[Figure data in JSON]
<<<<
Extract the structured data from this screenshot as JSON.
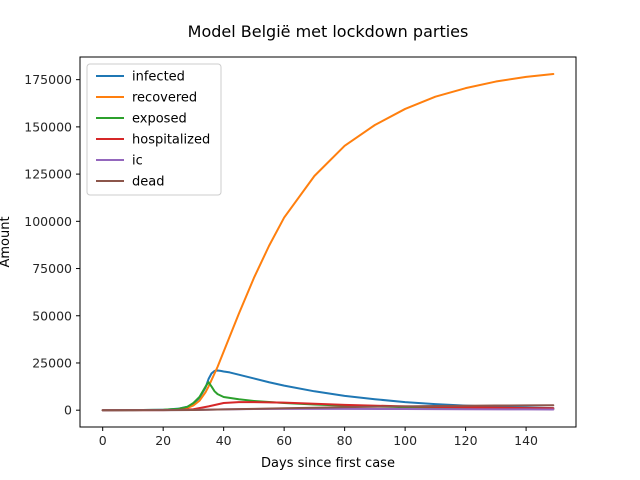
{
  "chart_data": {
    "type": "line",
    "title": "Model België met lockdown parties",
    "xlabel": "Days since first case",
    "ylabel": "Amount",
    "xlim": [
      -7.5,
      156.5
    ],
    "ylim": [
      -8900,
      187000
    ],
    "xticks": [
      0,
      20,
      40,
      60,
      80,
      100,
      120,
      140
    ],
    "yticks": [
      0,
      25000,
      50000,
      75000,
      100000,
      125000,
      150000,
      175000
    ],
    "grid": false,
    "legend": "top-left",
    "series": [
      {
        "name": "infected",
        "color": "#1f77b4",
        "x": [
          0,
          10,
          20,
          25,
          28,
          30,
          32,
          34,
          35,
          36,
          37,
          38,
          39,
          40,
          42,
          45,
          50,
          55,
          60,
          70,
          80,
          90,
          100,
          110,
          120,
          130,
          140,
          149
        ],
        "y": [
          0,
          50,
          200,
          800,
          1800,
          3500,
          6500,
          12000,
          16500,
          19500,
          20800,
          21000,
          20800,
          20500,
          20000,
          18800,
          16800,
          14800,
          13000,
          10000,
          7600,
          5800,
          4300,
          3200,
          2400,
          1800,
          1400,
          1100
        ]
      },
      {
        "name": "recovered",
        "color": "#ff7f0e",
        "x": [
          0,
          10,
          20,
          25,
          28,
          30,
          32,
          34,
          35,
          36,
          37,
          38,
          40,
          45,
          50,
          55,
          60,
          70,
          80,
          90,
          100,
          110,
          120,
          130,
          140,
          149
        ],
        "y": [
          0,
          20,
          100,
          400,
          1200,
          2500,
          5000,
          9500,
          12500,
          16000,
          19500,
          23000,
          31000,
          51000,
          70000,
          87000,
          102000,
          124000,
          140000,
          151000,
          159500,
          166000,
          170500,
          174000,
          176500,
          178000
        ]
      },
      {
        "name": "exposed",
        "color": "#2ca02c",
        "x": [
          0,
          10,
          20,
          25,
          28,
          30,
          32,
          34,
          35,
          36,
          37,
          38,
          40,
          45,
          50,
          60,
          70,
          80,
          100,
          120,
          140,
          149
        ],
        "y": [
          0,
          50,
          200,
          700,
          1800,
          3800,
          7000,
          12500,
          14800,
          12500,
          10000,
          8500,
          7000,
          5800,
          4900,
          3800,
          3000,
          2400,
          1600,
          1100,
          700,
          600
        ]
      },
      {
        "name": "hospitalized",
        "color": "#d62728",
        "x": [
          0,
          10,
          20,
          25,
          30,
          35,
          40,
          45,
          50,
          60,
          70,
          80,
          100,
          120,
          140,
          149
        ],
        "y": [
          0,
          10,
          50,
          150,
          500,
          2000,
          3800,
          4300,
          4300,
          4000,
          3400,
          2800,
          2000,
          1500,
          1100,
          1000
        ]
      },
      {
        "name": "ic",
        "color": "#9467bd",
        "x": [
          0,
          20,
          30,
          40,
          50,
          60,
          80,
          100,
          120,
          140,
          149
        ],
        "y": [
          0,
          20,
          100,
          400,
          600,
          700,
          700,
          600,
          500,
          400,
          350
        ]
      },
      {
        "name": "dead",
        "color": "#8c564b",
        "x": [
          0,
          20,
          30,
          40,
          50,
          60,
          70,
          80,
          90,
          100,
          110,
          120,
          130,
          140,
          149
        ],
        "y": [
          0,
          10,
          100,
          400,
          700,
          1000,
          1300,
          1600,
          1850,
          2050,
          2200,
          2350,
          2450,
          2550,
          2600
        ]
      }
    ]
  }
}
>>>>
<<<<
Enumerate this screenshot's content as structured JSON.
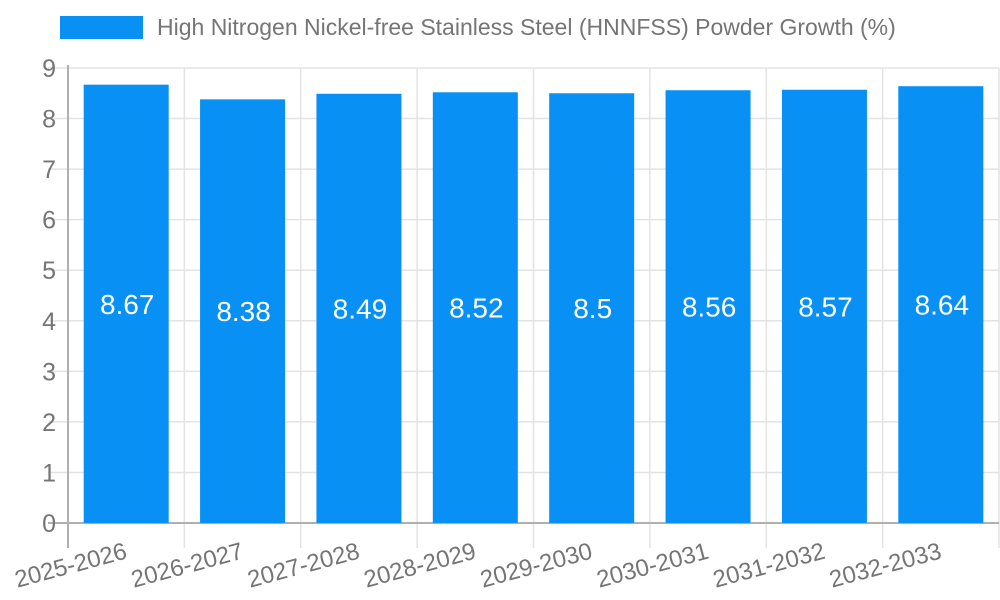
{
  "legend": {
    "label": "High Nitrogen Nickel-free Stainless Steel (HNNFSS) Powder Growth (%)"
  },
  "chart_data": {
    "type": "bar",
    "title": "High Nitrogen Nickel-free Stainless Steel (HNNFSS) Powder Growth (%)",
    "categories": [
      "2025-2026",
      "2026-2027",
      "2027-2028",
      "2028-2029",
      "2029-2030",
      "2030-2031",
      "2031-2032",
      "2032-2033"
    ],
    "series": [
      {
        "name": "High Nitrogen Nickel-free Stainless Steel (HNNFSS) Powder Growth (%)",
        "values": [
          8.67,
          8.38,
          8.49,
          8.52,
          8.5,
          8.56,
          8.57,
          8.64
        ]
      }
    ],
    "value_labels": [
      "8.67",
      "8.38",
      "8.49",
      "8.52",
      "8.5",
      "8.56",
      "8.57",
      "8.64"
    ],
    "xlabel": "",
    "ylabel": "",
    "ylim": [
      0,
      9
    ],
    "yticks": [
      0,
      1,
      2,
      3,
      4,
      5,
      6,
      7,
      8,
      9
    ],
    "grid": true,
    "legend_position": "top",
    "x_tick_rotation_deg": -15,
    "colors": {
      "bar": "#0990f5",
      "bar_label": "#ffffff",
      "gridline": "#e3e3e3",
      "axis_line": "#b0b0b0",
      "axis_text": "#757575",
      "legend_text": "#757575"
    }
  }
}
>>>>
> WORK TO BE COMPLETED
In the entries above, find every line holding the word "name" and copy it out.

> SOLUTION TO THIS EXERCISE
        "name": "infected",
        "name": "recovered",
        "name": "exposed",
        "name": "hospitalized",
        "name": "ic",
        "name": "dead",
        "name": "High Nitrogen Nickel-free Stainless Steel (HNNFSS) Powder Growth (%)",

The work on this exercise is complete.